(Collected data)
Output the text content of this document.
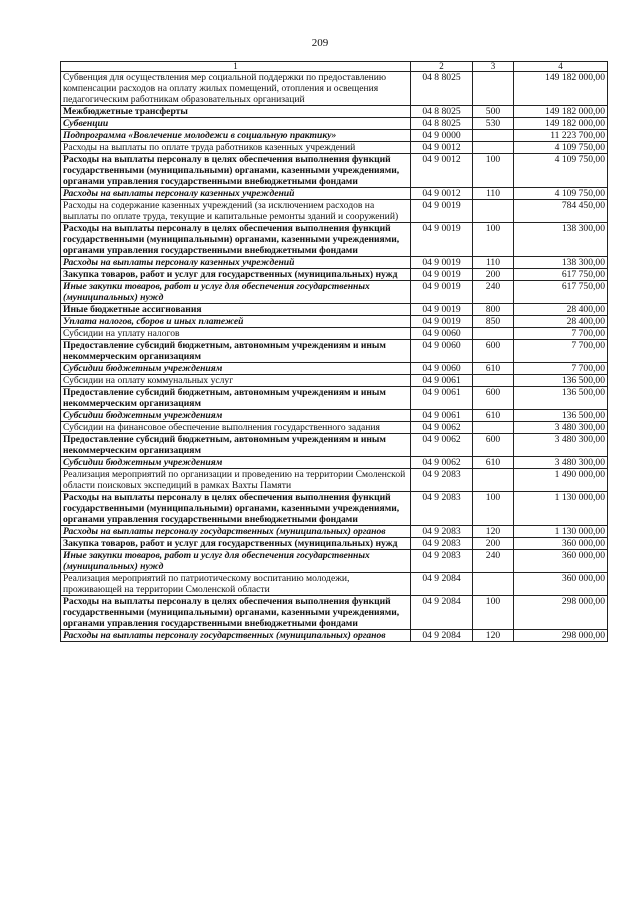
209
1	2	3	4
Субвенция для осуществления мер социальной поддержки по предоставлению компенсации расходов на оплату жилых помещений, отопления и освещения педагогическим работникам образовательных организаций	04 8 8025		149 182 000,00
Межбюджетные трансферты	04 8 8025	500	149 182 000,00
Субвенции	04 8 8025	530	149 182 000,00
Подпрограмма «Вовлечение молодежи в социальную практику»	04 9 0000		11 223 700,00
Расходы на выплаты по оплате труда работников казенных учреждений	04 9 0012		4 109 750,00
Расходы на выплаты персоналу в целях обеспечения выполнения функций государственными (муниципальными) органами, казенными учреждениями, органами управления государственными внебюджетными фондами	04 9 0012	100	4 109 750,00
Расходы на выплаты персоналу казенных учреждений	04 9 0012	110	4 109 750,00
Расходы на содержание казенных учреждений (за исключением расходов на выплаты по оплате труда, текущие и капитальные ремонты зданий и сооружений)	04 9 0019		784 450,00
Расходы на выплаты персоналу в целях обеспечения выполнения функций государственными (муниципальными) органами, казенными учреждениями, органами управления государственными внебюджетными фондами	04 9 0019	100	138 300,00
Расходы на выплаты персоналу казенных учреждений	04 9 0019	110	138 300,00
Закупка товаров, работ и услуг для государственных (муниципальных) нужд	04 9 0019	200	617 750,00
Иные закупки товаров, работ и услуг для обеспечения государственных (муниципальных) нужд	04 9 0019	240	617 750,00
Иные бюджетные ассигнования	04 9 0019	800	28 400,00
Уплата налогов, сборов и иных платежей	04 9 0019	850	28 400,00
Субсидии на уплату налогов	04 9 0060		7 700,00
Предоставление субсидий бюджетным, автономным учреждениям и иным некоммерческим организациям	04 9 0060	600	7 700,00
Субсидии бюджетным учреждениям	04 9 0060	610	7 700,00
Субсидии на оплату коммунальных услуг	04 9 0061		136 500,00
Предоставление субсидий бюджетным, автономным учреждениям и иным некоммерческим организациям	04 9 0061	600	136 500,00
Субсидии бюджетным учреждениям	04 9 0061	610	136 500,00
Субсидии на финансовое обеспечение выполнения государственного задания	04 9 0062		3 480 300,00
Предоставление субсидий бюджетным, автономным учреждениям и иным некоммерческим организациям	04 9 0062	600	3 480 300,00
Субсидии бюджетным учреждениям	04 9 0062	610	3 480 300,00
Реализация мероприятий по организации и проведению на территории Смоленской области поисковых экспедиций в рамках Вахты Памяти	04 9 2083		1 490 000,00
Расходы на выплаты персоналу в целях обеспечения выполнения функций государственными (муниципальными) органами, казенными учреждениями, органами управления государственными внебюджетными фондами	04 9 2083	100	1 130 000,00
Расходы на выплаты персоналу государственных (муниципальных) органов	04 9 2083	120	1 130 000,00
Закупка товаров, работ и услуг для государственных (муниципальных) нужд	04 9 2083	200	360 000,00
Иные закупки товаров, работ и услуг для обеспечения государственных (муниципальных) нужд	04 9 2083	240	360 000,00
Реализация мероприятий по патриотическому воспитанию молодежи, проживающей на территории Смоленской области	04 9 2084		360 000,00
Расходы на выплаты персоналу в целях обеспечения выполнения функций государственными (муниципальными) органами, казенными учреждениями, органами управления государственными внебюджетными фондами	04 9 2084	100	298 000,00
Расходы на выплаты персоналу государственных (муниципальных) органов	04 9 2084	120	298 000,00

* _Written request_
Check each line above for the word "молодежи", and copy the lines where it appears.

* _Result of this exercise_
Подпрограмма «Вовлечение молодежи в социальную практику»	04 9 0000		11 223 700,00
Реализация мероприятий по патриотическому воспитанию молодежи, проживающей на территории Смоленской области	04 9 2084		360 000,00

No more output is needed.